DIRECTION: In the listing below, count each line containing "Holiness" and answer with the count only.

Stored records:
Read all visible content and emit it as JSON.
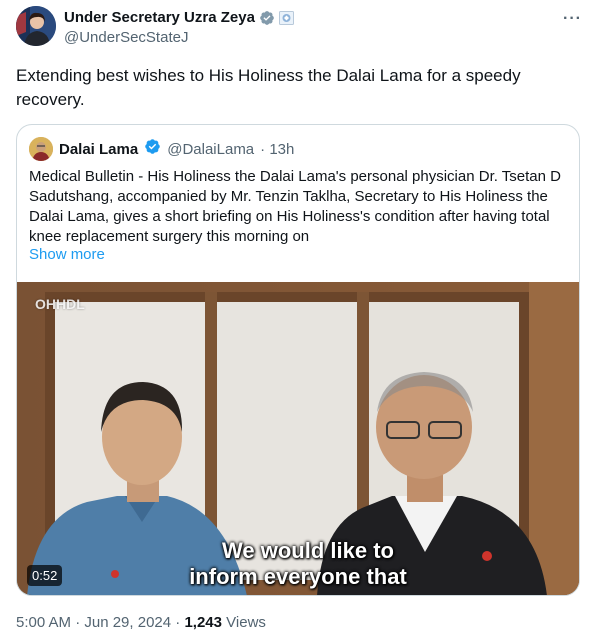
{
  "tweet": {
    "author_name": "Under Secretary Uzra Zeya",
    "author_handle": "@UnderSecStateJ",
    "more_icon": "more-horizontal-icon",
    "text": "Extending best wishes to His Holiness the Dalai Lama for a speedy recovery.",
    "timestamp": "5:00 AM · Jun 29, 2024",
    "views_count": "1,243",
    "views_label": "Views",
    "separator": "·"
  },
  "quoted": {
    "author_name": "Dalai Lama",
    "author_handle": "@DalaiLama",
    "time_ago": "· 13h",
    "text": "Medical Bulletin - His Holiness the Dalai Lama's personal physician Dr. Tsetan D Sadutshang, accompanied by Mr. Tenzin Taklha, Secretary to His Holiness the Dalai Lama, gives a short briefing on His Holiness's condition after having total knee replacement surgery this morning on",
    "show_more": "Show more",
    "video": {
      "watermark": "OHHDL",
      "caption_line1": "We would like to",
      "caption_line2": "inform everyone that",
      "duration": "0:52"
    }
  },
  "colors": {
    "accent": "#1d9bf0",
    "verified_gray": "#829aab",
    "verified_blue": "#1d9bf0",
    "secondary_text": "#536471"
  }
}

EXERCISE SOLUTION: 2